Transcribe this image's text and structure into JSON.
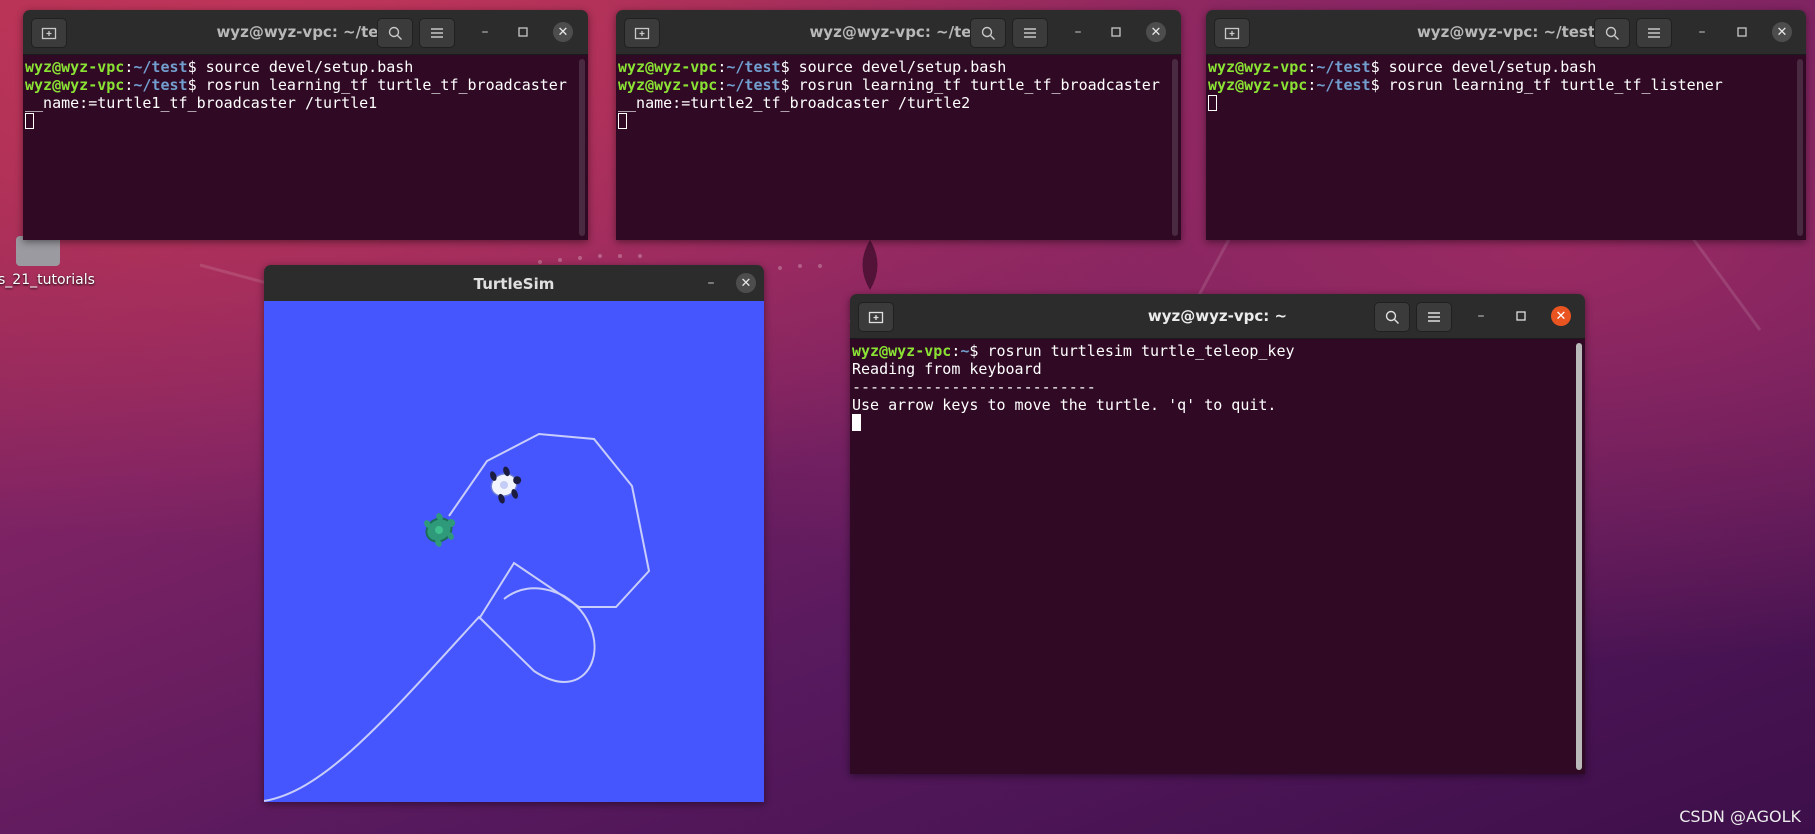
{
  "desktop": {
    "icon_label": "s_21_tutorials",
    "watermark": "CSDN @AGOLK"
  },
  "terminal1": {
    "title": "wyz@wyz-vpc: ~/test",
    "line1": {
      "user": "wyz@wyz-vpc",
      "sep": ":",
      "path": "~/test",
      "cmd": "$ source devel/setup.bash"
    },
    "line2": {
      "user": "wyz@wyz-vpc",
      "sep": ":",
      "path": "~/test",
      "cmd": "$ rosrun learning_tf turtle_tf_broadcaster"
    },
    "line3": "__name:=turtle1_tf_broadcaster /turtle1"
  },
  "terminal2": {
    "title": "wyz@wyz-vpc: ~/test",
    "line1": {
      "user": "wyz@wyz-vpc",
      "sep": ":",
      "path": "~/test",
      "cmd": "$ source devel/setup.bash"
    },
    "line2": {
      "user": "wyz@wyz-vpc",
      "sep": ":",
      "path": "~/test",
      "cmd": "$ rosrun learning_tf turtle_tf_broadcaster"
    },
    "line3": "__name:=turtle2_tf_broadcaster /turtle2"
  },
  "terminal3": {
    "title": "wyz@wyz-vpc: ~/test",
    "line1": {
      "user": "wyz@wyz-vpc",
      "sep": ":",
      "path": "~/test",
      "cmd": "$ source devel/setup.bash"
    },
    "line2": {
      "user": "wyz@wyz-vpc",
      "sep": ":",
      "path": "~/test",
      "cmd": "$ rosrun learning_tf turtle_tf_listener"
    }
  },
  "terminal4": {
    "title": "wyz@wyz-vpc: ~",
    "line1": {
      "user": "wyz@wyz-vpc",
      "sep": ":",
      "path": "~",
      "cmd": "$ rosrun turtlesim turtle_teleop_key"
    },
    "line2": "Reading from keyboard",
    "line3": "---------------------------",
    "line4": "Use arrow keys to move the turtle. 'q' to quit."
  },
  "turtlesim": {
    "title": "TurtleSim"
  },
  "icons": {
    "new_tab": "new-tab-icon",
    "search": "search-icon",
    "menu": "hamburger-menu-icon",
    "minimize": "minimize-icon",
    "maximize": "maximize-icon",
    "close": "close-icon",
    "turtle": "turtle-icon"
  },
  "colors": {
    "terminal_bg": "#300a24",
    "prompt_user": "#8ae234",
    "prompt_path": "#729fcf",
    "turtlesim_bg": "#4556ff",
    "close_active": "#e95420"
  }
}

━━━━━━━━━━

THE EXERCISE:
Copy each line of the records precisely and drop any images they hold.

FULL RESPONSE:
Transcribe this image's text and structure into JSON.
{
  "desktop": {
    "icon_label": "s_21_tutorials",
    "watermark": "CSDN @AGOLK"
  },
  "terminal1": {
    "title": "wyz@wyz-vpc: ~/test",
    "line1": {
      "user": "wyz@wyz-vpc",
      "sep": ":",
      "path": "~/test",
      "cmd": "$ source devel/setup.bash"
    },
    "line2": {
      "user": "wyz@wyz-vpc",
      "sep": ":",
      "path": "~/test",
      "cmd": "$ rosrun learning_tf turtle_tf_broadcaster"
    },
    "line3": "__name:=turtle1_tf_broadcaster /turtle1"
  },
  "terminal2": {
    "title": "wyz@wyz-vpc: ~/test",
    "line1": {
      "user": "wyz@wyz-vpc",
      "sep": ":",
      "path": "~/test",
      "cmd": "$ source devel/setup.bash"
    },
    "line2": {
      "user": "wyz@wyz-vpc",
      "sep": ":",
      "path": "~/test",
      "cmd": "$ rosrun learning_tf turtle_tf_broadcaster"
    },
    "line3": "__name:=turtle2_tf_broadcaster /turtle2"
  },
  "terminal3": {
    "title": "wyz@wyz-vpc: ~/test",
    "line1": {
      "user": "wyz@wyz-vpc",
      "sep": ":",
      "path": "~/test",
      "cmd": "$ source devel/setup.bash"
    },
    "line2": {
      "user": "wyz@wyz-vpc",
      "sep": ":",
      "path": "~/test",
      "cmd": "$ rosrun learning_tf turtle_tf_listener"
    }
  },
  "terminal4": {
    "title": "wyz@wyz-vpc: ~",
    "line1": {
      "user": "wyz@wyz-vpc",
      "sep": ":",
      "path": "~",
      "cmd": "$ rosrun turtlesim turtle_teleop_key"
    },
    "line2": "Reading from keyboard",
    "line3": "---------------------------",
    "line4": "Use arrow keys to move the turtle. 'q' to quit."
  },
  "turtlesim": {
    "title": "TurtleSim"
  },
  "icons": {
    "new_tab": "new-tab-icon",
    "search": "search-icon",
    "menu": "hamburger-menu-icon",
    "minimize": "minimize-icon",
    "maximize": "maximize-icon",
    "close": "close-icon",
    "turtle": "turtle-icon"
  },
  "colors": {
    "terminal_bg": "#300a24",
    "prompt_user": "#8ae234",
    "prompt_path": "#729fcf",
    "turtlesim_bg": "#4556ff",
    "close_active": "#e95420"
  }
}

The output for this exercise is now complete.